### Requirements
Write the records below out again exactly as given, with no images.

### Exercise input
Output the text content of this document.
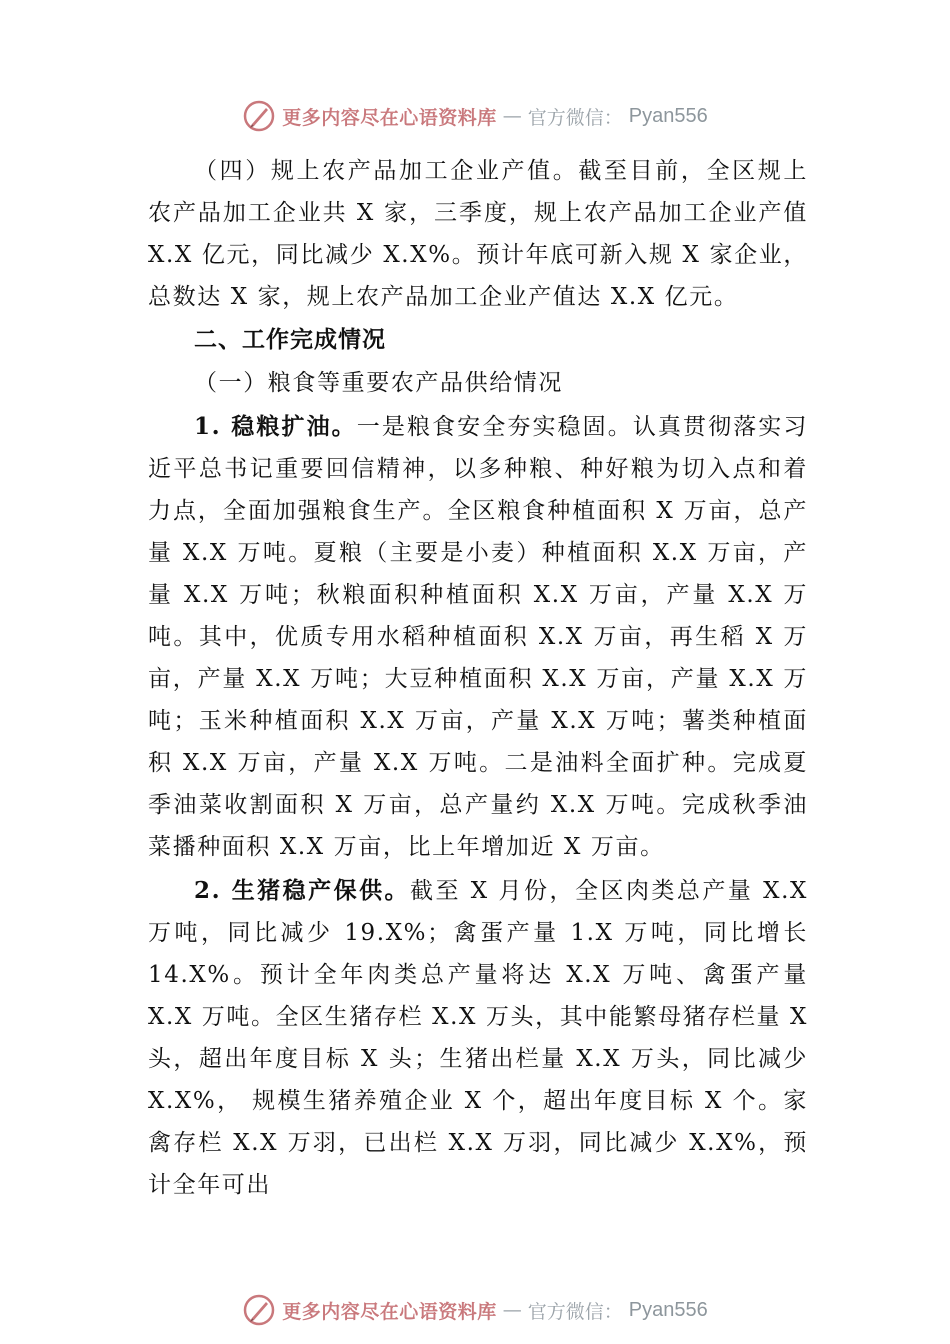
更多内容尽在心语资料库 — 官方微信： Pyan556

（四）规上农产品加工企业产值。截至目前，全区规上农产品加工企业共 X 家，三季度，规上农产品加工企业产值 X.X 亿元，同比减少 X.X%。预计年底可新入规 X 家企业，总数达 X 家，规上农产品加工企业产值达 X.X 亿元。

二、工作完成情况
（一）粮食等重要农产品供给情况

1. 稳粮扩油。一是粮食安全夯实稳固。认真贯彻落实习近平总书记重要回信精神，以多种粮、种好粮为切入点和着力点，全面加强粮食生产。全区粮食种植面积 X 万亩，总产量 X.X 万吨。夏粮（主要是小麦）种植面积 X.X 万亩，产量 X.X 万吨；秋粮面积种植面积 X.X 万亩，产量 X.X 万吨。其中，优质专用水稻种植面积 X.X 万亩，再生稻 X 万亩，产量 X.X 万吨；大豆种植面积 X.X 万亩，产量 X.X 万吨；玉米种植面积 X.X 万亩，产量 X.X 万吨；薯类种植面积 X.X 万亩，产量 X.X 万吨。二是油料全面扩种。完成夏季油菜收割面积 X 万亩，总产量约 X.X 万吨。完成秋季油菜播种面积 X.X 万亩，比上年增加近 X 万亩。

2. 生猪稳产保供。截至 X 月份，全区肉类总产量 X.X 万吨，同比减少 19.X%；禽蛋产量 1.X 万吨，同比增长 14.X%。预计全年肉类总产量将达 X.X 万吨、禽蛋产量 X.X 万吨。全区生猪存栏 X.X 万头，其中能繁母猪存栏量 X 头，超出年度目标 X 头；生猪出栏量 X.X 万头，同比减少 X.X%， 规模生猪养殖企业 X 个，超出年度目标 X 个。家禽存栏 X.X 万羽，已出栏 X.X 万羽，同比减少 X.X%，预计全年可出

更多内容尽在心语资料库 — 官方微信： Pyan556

### Task solution
Output the text content of this document.
更多内容尽在心语资料库 — 官方微信： Pyan556

（四）规上农产品加工企业产值。截至目前，全区规上农产品加工企业共 X 家，三季度，规上农产品加工企业产值 X.X 亿元，同比减少 X.X%。预计年底可新入规 X 家企业，总数达 X 家，规上农产品加工企业产值达 X.X 亿元。

二、工作完成情况
（一）粮食等重要农产品供给情况

1. 稳粮扩油。一是粮食安全夯实稳固。认真贯彻落实习近平总书记重要回信精神，以多种粮、种好粮为切入点和着力点，全面加强粮食生产。全区粮食种植面积 X 万亩，总产量 X.X 万吨。夏粮（主要是小麦）种植面积 X.X 万亩，产量 X.X 万吨；秋粮面积种植面积 X.X 万亩，产量 X.X 万吨。其中，优质专用水稻种植面积 X.X 万亩，再生稻 X 万亩，产量 X.X 万吨；大豆种植面积 X.X 万亩，产量 X.X 万吨；玉米种植面积 X.X 万亩，产量 X.X 万吨；薯类种植面积 X.X 万亩，产量 X.X 万吨。二是油料全面扩种。完成夏季油菜收割面积 X 万亩，总产量约 X.X 万吨。完成秋季油菜播种面积 X.X 万亩，比上年增加近 X 万亩。

2. 生猪稳产保供。截至 X 月份，全区肉类总产量 X.X 万吨，同比减少 19.X%；禽蛋产量 1.X 万吨，同比增长 14.X%。预计全年肉类总产量将达 X.X 万吨、禽蛋产量 X.X 万吨。全区生猪存栏 X.X 万头，其中能繁母猪存栏量 X 头，超出年度目标 X 头；生猪出栏量 X.X 万头，同比减少 X.X%， 规模生猪养殖企业 X 个，超出年度目标 X 个。家禽存栏 X.X 万羽，已出栏 X.X 万羽，同比减少 X.X%，预计全年可出

更多内容尽在心语资料库 — 官方微信： Pyan556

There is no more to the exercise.